**Excerpted records**
• • •

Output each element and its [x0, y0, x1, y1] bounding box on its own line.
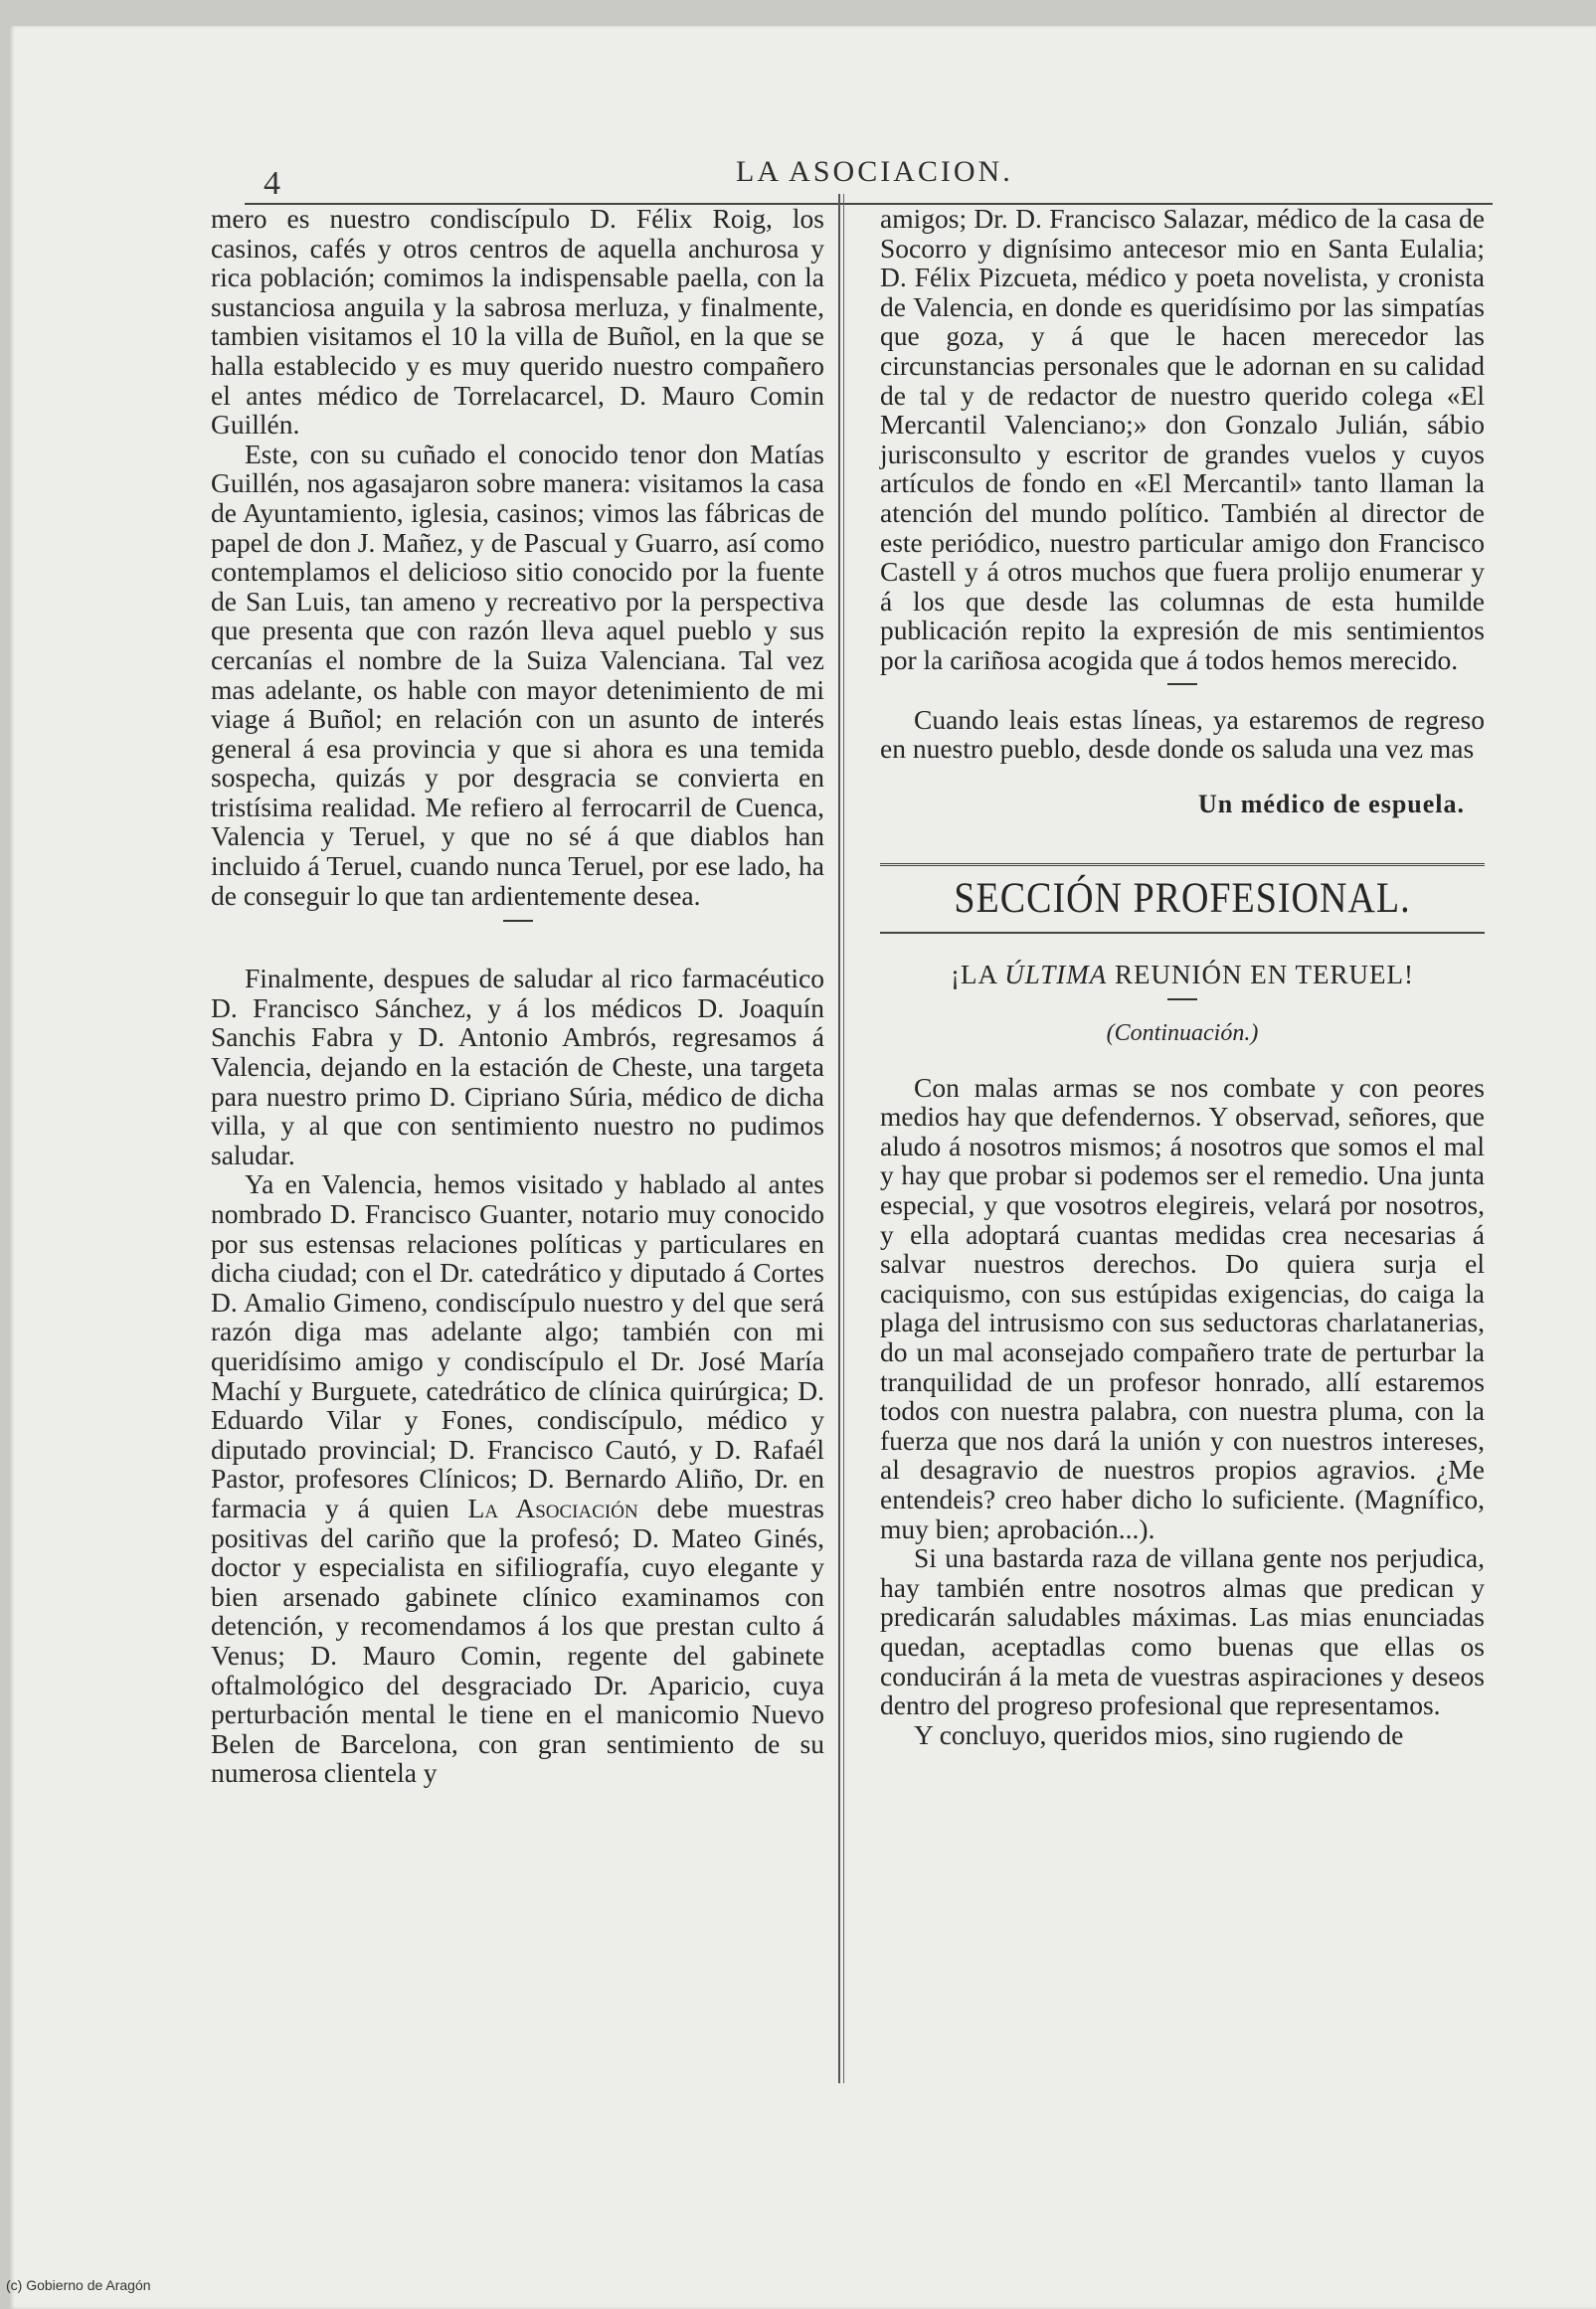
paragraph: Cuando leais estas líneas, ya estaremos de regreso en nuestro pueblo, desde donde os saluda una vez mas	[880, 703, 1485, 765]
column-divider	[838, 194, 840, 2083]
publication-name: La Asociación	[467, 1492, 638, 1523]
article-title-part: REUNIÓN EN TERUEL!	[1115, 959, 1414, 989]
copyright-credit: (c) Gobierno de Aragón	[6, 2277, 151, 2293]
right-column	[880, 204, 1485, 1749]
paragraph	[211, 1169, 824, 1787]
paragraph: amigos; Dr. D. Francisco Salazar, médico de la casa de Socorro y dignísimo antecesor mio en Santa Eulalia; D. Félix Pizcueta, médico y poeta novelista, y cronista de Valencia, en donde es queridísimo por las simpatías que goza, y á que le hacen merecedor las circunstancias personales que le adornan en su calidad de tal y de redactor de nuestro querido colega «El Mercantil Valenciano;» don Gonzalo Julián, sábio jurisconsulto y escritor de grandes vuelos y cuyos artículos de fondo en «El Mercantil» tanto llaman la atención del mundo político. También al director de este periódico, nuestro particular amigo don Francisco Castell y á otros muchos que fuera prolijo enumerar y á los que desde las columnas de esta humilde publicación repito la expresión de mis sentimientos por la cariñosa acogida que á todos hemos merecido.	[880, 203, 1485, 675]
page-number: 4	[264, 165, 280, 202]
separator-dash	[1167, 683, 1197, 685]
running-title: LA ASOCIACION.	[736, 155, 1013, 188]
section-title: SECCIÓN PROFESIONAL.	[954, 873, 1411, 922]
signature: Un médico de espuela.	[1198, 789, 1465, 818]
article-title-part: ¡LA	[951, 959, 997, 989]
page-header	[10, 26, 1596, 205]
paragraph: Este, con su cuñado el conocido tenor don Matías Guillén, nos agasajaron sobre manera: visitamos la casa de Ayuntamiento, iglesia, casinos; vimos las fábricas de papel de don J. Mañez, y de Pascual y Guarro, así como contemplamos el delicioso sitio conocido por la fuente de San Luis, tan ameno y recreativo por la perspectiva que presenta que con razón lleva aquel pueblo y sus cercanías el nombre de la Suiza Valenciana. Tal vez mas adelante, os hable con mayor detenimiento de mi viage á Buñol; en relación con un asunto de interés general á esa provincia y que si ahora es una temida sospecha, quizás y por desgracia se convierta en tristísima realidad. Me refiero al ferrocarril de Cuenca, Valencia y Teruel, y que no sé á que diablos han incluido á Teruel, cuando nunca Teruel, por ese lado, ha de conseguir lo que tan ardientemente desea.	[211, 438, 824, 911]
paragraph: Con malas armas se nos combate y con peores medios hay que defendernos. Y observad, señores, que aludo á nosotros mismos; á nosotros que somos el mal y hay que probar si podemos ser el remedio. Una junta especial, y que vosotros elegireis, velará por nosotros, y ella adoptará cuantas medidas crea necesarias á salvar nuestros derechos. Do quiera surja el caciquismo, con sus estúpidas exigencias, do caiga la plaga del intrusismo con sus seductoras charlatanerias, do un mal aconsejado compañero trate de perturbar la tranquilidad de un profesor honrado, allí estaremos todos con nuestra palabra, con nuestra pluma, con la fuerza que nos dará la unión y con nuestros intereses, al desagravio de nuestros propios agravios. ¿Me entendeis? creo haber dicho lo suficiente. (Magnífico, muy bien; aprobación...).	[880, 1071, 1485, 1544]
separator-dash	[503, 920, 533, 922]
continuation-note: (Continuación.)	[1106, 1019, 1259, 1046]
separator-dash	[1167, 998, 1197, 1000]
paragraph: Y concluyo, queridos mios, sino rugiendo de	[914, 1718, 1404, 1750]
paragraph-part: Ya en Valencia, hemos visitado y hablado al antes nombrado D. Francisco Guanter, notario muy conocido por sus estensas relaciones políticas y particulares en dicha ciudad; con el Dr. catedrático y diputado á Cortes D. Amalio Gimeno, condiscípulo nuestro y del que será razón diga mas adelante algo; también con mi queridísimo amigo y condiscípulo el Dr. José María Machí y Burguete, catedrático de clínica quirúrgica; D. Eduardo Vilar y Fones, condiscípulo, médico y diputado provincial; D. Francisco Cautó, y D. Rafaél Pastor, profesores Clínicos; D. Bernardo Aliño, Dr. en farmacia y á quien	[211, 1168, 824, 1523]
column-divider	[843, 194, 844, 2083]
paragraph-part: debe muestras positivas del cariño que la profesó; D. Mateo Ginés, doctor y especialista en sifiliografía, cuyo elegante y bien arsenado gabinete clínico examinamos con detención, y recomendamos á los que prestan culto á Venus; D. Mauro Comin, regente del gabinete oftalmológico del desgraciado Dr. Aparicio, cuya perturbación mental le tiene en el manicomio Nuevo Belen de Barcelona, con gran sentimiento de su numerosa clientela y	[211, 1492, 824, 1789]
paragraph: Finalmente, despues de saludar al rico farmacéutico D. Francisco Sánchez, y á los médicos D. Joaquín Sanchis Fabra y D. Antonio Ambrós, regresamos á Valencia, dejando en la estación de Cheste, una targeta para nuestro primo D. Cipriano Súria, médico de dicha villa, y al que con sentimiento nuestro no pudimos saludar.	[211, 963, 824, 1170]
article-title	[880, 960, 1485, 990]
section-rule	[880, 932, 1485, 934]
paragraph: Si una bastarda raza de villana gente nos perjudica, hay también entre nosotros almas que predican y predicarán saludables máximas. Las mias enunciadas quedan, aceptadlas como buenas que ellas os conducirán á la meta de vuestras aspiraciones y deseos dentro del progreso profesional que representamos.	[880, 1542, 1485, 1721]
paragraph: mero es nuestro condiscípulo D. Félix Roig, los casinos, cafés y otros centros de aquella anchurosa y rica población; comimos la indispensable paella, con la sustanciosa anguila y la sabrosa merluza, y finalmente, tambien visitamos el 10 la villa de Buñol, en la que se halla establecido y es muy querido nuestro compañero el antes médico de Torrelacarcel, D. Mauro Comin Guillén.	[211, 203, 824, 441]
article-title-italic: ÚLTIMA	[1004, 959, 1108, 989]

• • •

**What you should do**
State how many lines of the listing contain the string "title", with case counting. Give only the number.

**Written solution**
6